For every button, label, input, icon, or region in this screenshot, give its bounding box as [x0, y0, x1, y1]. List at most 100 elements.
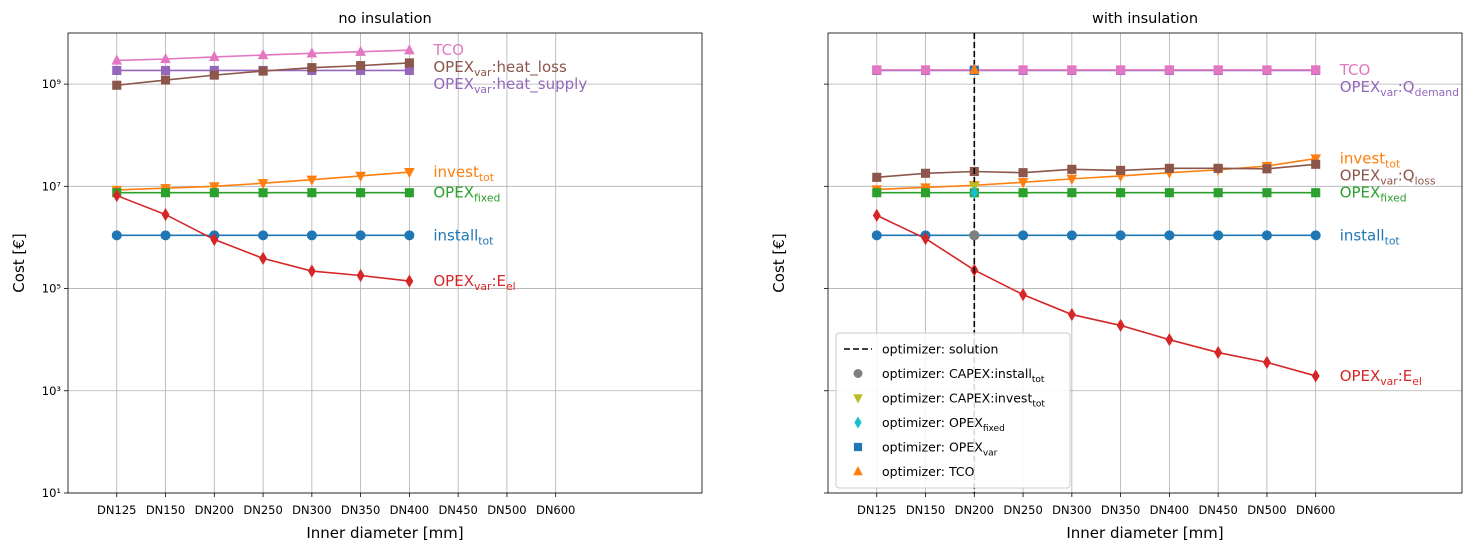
series-label: OPEXfixed: [433, 184, 500, 205]
x-tick-label: DN250: [1003, 503, 1042, 517]
legend-label: optimizer: CAPEX:installtot: [882, 366, 1045, 385]
marker: [160, 188, 171, 198]
text-part: optimizer: OPEX: [882, 440, 983, 455]
subscript: var: [1380, 86, 1398, 99]
text-part: :heat_supply: [491, 75, 587, 94]
marker: [1116, 165, 1126, 175]
x-axis-label: Inner diameter [mm]: [1066, 524, 1223, 542]
marker: [1310, 154, 1322, 165]
marker: [209, 188, 219, 198]
marker: [1213, 230, 1224, 241]
marker: [1310, 230, 1321, 241]
marker: [112, 65, 122, 76]
x-tick-label: DN250: [243, 503, 282, 517]
y-tick-label: 10³: [42, 384, 62, 398]
marker: [1018, 188, 1028, 198]
marker: [404, 44, 415, 55]
text-part: OPEX: [433, 75, 474, 93]
marker: [871, 230, 882, 241]
marker: [920, 183, 931, 194]
marker: [1213, 65, 1223, 75]
text-part: invest: [1340, 150, 1386, 168]
marker: [1262, 188, 1272, 198]
marker: [853, 394, 863, 404]
subscript: var: [1380, 175, 1398, 188]
marker: [1018, 230, 1029, 241]
x-tick-label: DN400: [390, 503, 429, 517]
marker: [920, 168, 931, 178]
marker: [306, 47, 318, 58]
series-line: [876, 214, 1316, 377]
marker: [872, 188, 882, 198]
text-part: TCO: [1339, 61, 1371, 79]
x-tick-label: DN350: [1101, 503, 1140, 517]
text-part: OPEX: [433, 272, 474, 290]
y-tick-label: 10⁷: [42, 179, 62, 193]
text-part: :E: [491, 272, 506, 290]
marker: [853, 442, 863, 452]
legend-label: optimizer: OPEXfixed: [882, 415, 1005, 434]
subscript: fixed: [474, 192, 500, 205]
marker: [1311, 369, 1320, 383]
legend-frame: [835, 332, 1071, 489]
series-label: investtot: [1340, 150, 1401, 171]
text-part: :Q: [1398, 167, 1415, 185]
marker: [872, 172, 882, 182]
legend-label: optimizer: solution: [882, 342, 998, 357]
series-line: [876, 163, 1316, 179]
text-part: install: [433, 226, 478, 244]
marker: [1067, 65, 1077, 75]
text-part: OPEX: [1340, 167, 1381, 185]
marker: [355, 230, 366, 241]
marker: [1017, 178, 1029, 189]
marker: [161, 207, 170, 222]
subscript: demand: [1415, 86, 1459, 99]
marker: [968, 63, 980, 74]
marker: [210, 232, 219, 247]
x-tick-label: DN200: [195, 503, 234, 517]
y-tick-label: 10¹: [42, 486, 61, 500]
subscript: tot: [1032, 375, 1045, 385]
marker: [872, 208, 881, 222]
marker: [920, 188, 931, 198]
marker: [404, 58, 414, 68]
marker: [1164, 188, 1174, 198]
marker: [969, 230, 980, 241]
marker: [1311, 159, 1321, 169]
x-tick-label: DN200: [955, 503, 994, 517]
marker: [1311, 65, 1321, 75]
subplot: 10¹ 10³ 10⁵ 10⁷ 10⁹ DN125 DN150 DN200 DN250 DN300…: [10, 11, 703, 542]
subplot-title: with insulation: [1092, 11, 1198, 27]
marker: [258, 230, 269, 241]
marker: [853, 369, 863, 378]
marker: [1116, 65, 1126, 75]
text-part: OPEX: [1340, 184, 1381, 202]
series-label: installtot: [1340, 226, 1400, 247]
subscript: var: [474, 66, 492, 79]
series-label: OPEXvar:Qdemand: [1340, 78, 1459, 99]
marker: [356, 268, 365, 283]
marker: [404, 188, 414, 198]
marker: [356, 188, 366, 198]
marker: [1164, 65, 1174, 75]
marker: [1116, 318, 1125, 333]
x-tick-label: DN350: [341, 503, 380, 517]
subscript: var: [983, 449, 998, 459]
marker: [160, 65, 171, 76]
marker: [209, 70, 219, 80]
series-label: OPEXvar:Eel: [1340, 367, 1422, 388]
marker: [1018, 65, 1028, 75]
subscript: el: [506, 280, 516, 293]
marker: [208, 50, 220, 62]
x-tick-label: DN500: [487, 503, 526, 517]
marker: [1213, 163, 1223, 173]
text-part: OPEX: [433, 184, 474, 202]
y-tick-label: 10⁹: [42, 77, 62, 91]
subscript: el: [1412, 375, 1422, 388]
text-part: invest: [433, 163, 479, 181]
marker: [258, 66, 268, 76]
marker: [405, 274, 414, 288]
legend: optimizer: solution optimizer: CAPEX:inst…: [835, 332, 1071, 489]
text-part: :heat_loss: [491, 58, 567, 77]
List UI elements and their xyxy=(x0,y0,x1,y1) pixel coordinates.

# # # # #

■ **GIVEN INSTRUCTION**
Please output the rows that begin with the line containing "series-label: OPEXfixed: [433, 184, 500, 205]" and end with the line containing "marker: [871, 230, 882, 241]", both included, as a JSON list of strings with one string per line and blank lines omitted.

■ **SOLUTION TO THIS EXERCISE**
[
  "series-label: OPEXfixed: [433, 184, 500, 205]",
  "x-tick-label: DN250: [1003, 503, 1042, 517]",
  "legend-label: optimizer: CAPEX:installtot: [882, 366, 1045, 385]",
  "marker: [160, 188, 171, 198]",
  "text-part: optimizer: OPEX: [882, 440, 983, 455]",
  "subscript: var: [1380, 86, 1398, 99]",
  "text-part: :heat_supply: [491, 75, 587, 94]",
  "marker: [1116, 165, 1126, 175]",
  "x-axis-label: Inner diameter [mm]: [1066, 524, 1223, 542]",
  "marker: [1310, 154, 1322, 165]",
  "marker: [209, 188, 219, 198]",
  "marker: [1213, 230, 1224, 241]",
  "marker: [1310, 230, 1321, 241]",
  "marker: [112, 65, 122, 76]",
  "x-tick-label: DN250: [243, 503, 282, 517]",
  "y-tick-label: 10³: [42, 384, 62, 398]",
  "marker: [1018, 188, 1028, 198]",
  "marker: [404, 44, 415, 55]",
  "text-part: OPEX: [433, 75, 474, 93]",
  "marker: [871, 230, 882, 241]"
]